● **Exercise description**
State the number of lines that hold the string "color", with nothing added.

● **The data**
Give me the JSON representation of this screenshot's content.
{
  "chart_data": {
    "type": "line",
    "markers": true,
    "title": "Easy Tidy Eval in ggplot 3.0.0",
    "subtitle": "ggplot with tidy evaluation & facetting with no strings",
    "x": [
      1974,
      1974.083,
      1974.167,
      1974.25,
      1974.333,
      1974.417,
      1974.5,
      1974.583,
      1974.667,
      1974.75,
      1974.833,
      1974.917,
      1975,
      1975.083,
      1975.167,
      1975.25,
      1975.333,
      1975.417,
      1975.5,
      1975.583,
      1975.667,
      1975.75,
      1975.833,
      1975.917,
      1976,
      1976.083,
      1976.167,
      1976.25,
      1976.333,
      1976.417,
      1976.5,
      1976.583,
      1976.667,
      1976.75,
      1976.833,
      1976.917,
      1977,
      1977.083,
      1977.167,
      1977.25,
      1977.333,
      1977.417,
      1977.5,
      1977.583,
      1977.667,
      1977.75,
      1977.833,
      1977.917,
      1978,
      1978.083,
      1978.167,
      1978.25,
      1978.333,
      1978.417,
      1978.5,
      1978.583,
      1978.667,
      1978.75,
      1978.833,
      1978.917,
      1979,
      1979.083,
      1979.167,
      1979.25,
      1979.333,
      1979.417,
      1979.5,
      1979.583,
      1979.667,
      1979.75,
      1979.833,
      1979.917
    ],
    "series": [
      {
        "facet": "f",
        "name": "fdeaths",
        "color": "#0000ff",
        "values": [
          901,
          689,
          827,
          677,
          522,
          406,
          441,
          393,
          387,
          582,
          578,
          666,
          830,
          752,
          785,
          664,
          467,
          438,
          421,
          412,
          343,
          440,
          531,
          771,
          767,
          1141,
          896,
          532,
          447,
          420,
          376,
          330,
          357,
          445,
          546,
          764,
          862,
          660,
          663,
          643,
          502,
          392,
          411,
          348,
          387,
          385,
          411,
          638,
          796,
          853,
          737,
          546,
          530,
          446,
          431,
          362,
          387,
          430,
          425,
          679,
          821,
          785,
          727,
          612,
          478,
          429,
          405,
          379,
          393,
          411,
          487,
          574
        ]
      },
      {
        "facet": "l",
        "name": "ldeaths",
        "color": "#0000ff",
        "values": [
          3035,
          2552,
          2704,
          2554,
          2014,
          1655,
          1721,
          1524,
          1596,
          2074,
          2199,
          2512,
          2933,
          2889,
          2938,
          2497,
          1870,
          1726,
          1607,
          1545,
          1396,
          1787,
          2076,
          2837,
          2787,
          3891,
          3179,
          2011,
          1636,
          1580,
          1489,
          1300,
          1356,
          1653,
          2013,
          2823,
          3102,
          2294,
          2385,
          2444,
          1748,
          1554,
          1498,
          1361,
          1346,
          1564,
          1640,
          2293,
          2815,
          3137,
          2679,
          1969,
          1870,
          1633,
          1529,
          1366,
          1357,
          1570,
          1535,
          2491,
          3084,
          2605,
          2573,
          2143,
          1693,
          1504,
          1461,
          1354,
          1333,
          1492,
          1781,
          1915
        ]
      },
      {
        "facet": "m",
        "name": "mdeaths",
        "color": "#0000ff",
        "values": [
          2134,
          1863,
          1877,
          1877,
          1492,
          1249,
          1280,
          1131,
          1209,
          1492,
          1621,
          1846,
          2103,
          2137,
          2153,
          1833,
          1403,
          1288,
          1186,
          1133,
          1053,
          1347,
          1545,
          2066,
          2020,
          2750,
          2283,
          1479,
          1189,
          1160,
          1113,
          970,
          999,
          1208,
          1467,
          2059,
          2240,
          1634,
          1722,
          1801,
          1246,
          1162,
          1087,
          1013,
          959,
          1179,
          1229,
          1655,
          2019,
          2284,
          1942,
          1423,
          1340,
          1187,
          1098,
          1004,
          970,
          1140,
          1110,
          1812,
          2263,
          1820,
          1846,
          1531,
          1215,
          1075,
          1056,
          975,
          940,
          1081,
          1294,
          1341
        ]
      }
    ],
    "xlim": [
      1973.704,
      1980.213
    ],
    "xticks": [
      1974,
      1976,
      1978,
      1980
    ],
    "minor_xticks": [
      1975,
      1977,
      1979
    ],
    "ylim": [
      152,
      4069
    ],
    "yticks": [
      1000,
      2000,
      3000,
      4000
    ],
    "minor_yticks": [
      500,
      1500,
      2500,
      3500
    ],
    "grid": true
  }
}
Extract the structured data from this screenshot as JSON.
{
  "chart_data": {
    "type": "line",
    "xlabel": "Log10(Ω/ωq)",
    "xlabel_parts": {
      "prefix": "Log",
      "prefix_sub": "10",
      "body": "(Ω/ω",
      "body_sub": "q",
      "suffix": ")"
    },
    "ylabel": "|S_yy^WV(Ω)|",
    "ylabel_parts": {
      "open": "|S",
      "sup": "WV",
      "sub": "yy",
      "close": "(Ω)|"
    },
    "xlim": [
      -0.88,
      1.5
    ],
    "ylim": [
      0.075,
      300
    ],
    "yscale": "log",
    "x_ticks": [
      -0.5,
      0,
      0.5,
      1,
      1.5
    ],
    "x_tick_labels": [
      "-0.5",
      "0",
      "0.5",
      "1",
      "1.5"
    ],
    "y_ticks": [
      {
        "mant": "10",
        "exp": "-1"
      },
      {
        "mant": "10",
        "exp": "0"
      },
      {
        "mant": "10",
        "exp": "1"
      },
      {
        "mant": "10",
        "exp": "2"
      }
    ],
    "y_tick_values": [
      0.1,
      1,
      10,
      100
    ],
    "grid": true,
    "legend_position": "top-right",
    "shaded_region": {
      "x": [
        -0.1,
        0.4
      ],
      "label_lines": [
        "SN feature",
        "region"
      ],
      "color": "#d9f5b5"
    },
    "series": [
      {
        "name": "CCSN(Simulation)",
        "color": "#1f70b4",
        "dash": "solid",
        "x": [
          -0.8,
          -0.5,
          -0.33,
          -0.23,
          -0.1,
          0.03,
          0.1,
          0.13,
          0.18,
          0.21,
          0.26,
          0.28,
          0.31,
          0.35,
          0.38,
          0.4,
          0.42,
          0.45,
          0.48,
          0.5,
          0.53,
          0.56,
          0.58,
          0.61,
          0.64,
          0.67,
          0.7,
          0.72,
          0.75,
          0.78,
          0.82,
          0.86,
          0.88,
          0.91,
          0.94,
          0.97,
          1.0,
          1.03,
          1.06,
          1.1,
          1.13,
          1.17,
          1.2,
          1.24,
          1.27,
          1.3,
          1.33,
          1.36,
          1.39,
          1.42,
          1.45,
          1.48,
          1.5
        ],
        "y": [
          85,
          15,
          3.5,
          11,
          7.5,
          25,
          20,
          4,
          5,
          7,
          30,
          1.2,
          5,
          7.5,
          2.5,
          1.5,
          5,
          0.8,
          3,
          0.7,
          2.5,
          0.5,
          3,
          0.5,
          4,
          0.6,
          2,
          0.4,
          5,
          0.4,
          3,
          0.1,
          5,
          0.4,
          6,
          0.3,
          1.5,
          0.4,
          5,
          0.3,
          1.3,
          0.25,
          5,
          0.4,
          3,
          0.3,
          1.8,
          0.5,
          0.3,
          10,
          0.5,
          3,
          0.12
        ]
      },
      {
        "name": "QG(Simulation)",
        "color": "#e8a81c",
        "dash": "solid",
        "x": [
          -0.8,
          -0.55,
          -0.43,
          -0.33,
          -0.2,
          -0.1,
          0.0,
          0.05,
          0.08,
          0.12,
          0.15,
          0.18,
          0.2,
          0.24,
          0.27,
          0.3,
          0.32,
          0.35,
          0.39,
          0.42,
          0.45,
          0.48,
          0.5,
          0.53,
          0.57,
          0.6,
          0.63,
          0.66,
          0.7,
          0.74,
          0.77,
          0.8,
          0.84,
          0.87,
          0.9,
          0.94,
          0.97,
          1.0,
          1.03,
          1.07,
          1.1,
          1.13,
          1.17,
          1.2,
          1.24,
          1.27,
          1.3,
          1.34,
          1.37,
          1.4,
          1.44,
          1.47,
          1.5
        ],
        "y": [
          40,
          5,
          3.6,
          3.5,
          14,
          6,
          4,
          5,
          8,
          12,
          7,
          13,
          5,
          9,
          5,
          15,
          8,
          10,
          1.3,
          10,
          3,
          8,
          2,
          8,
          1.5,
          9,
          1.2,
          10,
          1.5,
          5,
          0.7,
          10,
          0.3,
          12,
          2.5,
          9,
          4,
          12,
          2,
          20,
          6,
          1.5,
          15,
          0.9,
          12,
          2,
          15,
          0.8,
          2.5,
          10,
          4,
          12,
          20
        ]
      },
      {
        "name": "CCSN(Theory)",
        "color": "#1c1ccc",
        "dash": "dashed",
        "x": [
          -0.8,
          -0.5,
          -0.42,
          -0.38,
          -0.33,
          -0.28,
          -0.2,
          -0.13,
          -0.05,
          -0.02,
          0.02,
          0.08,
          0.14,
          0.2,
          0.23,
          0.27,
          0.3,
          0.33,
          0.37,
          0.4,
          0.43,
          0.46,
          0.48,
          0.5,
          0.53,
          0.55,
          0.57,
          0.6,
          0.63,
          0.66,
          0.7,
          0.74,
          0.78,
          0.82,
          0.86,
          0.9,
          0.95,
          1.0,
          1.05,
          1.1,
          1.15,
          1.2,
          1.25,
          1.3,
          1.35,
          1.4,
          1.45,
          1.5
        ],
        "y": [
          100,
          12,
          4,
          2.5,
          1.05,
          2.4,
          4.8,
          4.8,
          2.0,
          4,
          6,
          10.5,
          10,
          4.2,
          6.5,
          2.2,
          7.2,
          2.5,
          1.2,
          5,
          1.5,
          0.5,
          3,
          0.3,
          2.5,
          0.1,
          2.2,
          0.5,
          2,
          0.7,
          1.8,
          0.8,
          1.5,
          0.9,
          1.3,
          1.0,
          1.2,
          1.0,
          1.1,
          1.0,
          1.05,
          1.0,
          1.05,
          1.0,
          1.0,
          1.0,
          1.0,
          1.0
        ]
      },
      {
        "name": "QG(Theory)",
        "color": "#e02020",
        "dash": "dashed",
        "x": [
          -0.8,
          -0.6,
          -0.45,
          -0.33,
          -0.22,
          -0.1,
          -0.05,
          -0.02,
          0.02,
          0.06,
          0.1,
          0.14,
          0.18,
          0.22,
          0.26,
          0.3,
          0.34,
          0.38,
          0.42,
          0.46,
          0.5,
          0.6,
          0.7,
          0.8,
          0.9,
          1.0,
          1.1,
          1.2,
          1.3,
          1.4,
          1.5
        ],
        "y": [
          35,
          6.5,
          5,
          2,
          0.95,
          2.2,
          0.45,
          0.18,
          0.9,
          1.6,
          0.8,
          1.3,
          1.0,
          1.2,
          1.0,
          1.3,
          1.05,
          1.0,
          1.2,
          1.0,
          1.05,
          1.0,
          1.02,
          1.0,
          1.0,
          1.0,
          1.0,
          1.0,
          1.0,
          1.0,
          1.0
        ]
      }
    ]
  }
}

● **Solution**
8